DATASET CONTENT:

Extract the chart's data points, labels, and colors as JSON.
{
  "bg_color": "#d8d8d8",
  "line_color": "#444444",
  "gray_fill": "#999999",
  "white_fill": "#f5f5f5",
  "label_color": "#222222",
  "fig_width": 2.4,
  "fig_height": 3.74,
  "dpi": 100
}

EXERCISE PROMPT: Repeat the listing above without any change.

FINISHED ANSWER:
Extract the chart's data points, labels, and colors as JSON.
{
  "bg_color": "#d8d8d8",
  "line_color": "#444444",
  "gray_fill": "#999999",
  "white_fill": "#f5f5f5",
  "label_color": "#222222",
  "fig_width": 2.4,
  "fig_height": 3.74,
  "dpi": 100
}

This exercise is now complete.